Your goal: Below are records to be output exactly, every one of them.

-- -- --

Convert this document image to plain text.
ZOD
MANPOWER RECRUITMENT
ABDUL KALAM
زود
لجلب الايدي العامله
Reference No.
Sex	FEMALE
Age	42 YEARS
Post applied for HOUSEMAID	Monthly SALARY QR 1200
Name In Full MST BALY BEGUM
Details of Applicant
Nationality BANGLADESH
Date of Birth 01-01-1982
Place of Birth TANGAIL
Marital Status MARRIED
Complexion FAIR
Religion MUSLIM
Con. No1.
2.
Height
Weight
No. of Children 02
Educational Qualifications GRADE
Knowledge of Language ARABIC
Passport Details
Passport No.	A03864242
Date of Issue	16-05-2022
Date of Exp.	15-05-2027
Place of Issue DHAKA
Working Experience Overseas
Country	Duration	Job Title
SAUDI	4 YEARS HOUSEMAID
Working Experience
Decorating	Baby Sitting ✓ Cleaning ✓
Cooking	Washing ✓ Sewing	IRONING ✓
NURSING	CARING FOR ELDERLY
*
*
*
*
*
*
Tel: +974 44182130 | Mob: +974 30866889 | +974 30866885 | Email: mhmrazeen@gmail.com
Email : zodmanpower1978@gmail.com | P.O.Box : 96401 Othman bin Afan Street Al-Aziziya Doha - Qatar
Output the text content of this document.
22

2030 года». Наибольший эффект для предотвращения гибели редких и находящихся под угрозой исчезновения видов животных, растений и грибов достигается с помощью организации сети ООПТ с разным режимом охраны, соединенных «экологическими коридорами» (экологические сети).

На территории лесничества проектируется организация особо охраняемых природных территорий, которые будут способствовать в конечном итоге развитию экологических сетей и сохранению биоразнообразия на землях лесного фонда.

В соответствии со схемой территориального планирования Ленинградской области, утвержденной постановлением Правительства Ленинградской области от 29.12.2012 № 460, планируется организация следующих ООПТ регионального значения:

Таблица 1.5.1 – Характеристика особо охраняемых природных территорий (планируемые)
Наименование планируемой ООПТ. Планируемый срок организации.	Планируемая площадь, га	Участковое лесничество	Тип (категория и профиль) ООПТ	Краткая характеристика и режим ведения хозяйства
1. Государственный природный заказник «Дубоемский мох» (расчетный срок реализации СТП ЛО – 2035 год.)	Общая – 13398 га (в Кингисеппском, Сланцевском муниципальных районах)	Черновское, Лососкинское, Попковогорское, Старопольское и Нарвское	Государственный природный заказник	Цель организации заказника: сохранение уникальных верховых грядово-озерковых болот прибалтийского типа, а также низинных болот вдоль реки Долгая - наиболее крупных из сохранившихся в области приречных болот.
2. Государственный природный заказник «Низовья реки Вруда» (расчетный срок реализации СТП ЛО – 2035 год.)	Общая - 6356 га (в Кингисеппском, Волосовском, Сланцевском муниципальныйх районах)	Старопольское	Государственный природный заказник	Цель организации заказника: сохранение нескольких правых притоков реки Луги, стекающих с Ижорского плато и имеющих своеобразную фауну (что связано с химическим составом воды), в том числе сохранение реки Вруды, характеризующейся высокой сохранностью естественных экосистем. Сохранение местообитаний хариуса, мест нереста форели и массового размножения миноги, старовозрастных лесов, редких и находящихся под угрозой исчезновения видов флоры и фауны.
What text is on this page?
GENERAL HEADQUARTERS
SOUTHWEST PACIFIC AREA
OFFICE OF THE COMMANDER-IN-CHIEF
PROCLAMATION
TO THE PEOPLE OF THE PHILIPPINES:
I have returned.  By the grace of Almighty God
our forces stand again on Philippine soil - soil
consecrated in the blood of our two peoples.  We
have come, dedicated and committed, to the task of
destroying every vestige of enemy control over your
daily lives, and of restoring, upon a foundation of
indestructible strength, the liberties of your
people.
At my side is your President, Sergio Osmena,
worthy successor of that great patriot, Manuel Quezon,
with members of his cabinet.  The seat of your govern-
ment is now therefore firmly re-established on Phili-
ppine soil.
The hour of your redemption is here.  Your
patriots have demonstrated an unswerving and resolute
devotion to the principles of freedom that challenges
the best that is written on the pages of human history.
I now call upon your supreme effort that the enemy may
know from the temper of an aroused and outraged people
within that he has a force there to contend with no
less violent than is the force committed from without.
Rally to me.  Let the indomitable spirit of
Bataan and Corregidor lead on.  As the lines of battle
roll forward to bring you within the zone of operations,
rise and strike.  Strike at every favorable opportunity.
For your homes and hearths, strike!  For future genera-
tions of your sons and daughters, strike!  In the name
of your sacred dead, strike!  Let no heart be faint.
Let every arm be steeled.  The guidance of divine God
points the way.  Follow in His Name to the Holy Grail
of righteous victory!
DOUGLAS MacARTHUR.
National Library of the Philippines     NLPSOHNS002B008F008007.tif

-- -- --

Complete answer:
Convert this document image to plain text.
ZOD
MANPOWER RECRUITMENT
ABDUL KALAM
زود
لجلب الايدي العامله
Reference No.
Sex	FEMALE
Age	42 YEARS
Post applied for HOUSEMAID	Monthly SALARY QR 1200
Name In Full MST BALY BEGUM
Details of Applicant
Nationality BANGLADESH
Date of Birth 01-01-1982
Place of Birth TANGAIL
Marital Status MARRIED
Complexion FAIR
Religion MUSLIM
Con. No1.
2.
Height
Weight
No. of Children 02
Educational Qualifications GRADE
Knowledge of Language ARABIC
Passport Details
Passport No.	A03864242
Date of Issue	16-05-2022
Date of Exp.	15-05-2027
Place of Issue DHAKA
Working Experience Overseas
Country	Duration	Job Title
SAUDI	4 YEARS HOUSEMAID
Working Experience
Decorating	Baby Sitting ✓ Cleaning ✓
Cooking	Washing ✓ Sewing	IRONING ✓
NURSING	CARING FOR ELDERLY
*
*
*
*
*
*
Tel: +974 44182130 | Mob: +974 30866889 | +974 30866885 | Email: mhmrazeen@gmail.com
Email : zodmanpower1978@gmail.com | P.O.Box : 96401 Othman bin Afan Street Al-Aziziya Doha - Qatar
Output the text content of this document.
22

2030 года». Наибольший эффект для предотвращения гибели редких и находящихся под угрозой исчезновения видов животных, растений и грибов достигается с помощью организации сети ООПТ с разным режимом охраны, соединенных «экологическими коридорами» (экологические сети).

На территории лесничества проектируется организация особо охраняемых природных территорий, которые будут способствовать в конечном итоге развитию экологических сетей и сохранению биоразнообразия на землях лесного фонда.

В соответствии со схемой территориального планирования Ленинградской области, утвержденной постановлением Правительства Ленинградской области от 29.12.2012 № 460, планируется организация следующих ООПТ регионального значения:

Таблица 1.5.1 – Характеристика особо охраняемых природных территорий (планируемые)
Наименование планируемой ООПТ. Планируемый срок организации.	Планируемая площадь, га	Участковое лесничество	Тип (категория и профиль) ООПТ	Краткая характеристика и режим ведения хозяйства
1. Государственный природный заказник «Дубоемский мох» (расчетный срок реализации СТП ЛО – 2035 год.)	Общая – 13398 га (в Кингисеппском, Сланцевском муниципальных районах)	Черновское, Лососкинское, Попковогорское, Старопольское и Нарвское	Государственный природный заказник	Цель организации заказника: сохранение уникальных верховых грядово-озерковых болот прибалтийского типа, а также низинных болот вдоль реки Долгая - наиболее крупных из сохранившихся в области приречных болот.
2. Государственный природный заказник «Низовья реки Вруда» (расчетный срок реализации СТП ЛО – 2035 год.)	Общая - 6356 га (в Кингисеппском, Волосовском, Сланцевском муниципальныйх районах)	Старопольское	Государственный природный заказник	Цель организации заказника: сохранение нескольких правых притоков реки Луги, стекающих с Ижорского плато и имеющих своеобразную фауну (что связано с химическим составом воды), в том числе сохранение реки Вруды, характеризующейся высокой сохранностью естественных экосистем. Сохранение местообитаний хариуса, мест нереста форели и массового размножения миноги, старовозрастных лесов, редких и находящихся под угрозой исчезновения видов флоры и фауны.
What text is on this page?
GENERAL HEADQUARTERS
SOUTHWEST PACIFIC AREA
OFFICE OF THE COMMANDER-IN-CHIEF
PROCLAMATION
TO THE PEOPLE OF THE PHILIPPINES:
I have returned.  By the grace of Almighty God
our forces stand again on Philippine soil - soil
consecrated in the blood of our two peoples.  We
have come, dedicated and committed, to the task of
destroying every vestige of enemy control over your
daily lives, and of restoring, upon a foundation of
indestructible strength, the liberties of your
people.
At my side is your President, Sergio Osmena,
worthy successor of that great patriot, Manuel Quezon,
with members of his cabinet.  The seat of your govern-
ment is now therefore firmly re-established on Phili-
ppine soil.
The hour of your redemption is here.  Your
patriots have demonstrated an unswerving and resolute
devotion to the principles of freedom that challenges
the best that is written on the pages of human history.
I now call upon your supreme effort that the enemy may
know from the temper of an aroused and outraged people
within that he has a force there to contend with no
less violent than is the force committed from without.
Rally to me.  Let the indomitable spirit of
Bataan and Corregidor lead on.  As the lines of battle
roll forward to bring you within the zone of operations,
rise and strike.  Strike at every favorable opportunity.
For your homes and hearths, strike!  For future genera-
tions of your sons and daughters, strike!  In the name
of your sacred dead, strike!  Let no heart be faint.
Let every arm be steeled.  The guidance of divine God
points the way.  Follow in His Name to the Holy Grail
of righteous victory!
DOUGLAS MacARTHUR.
National Library of the Philippines     NLPSOHNS002B008F008007.tif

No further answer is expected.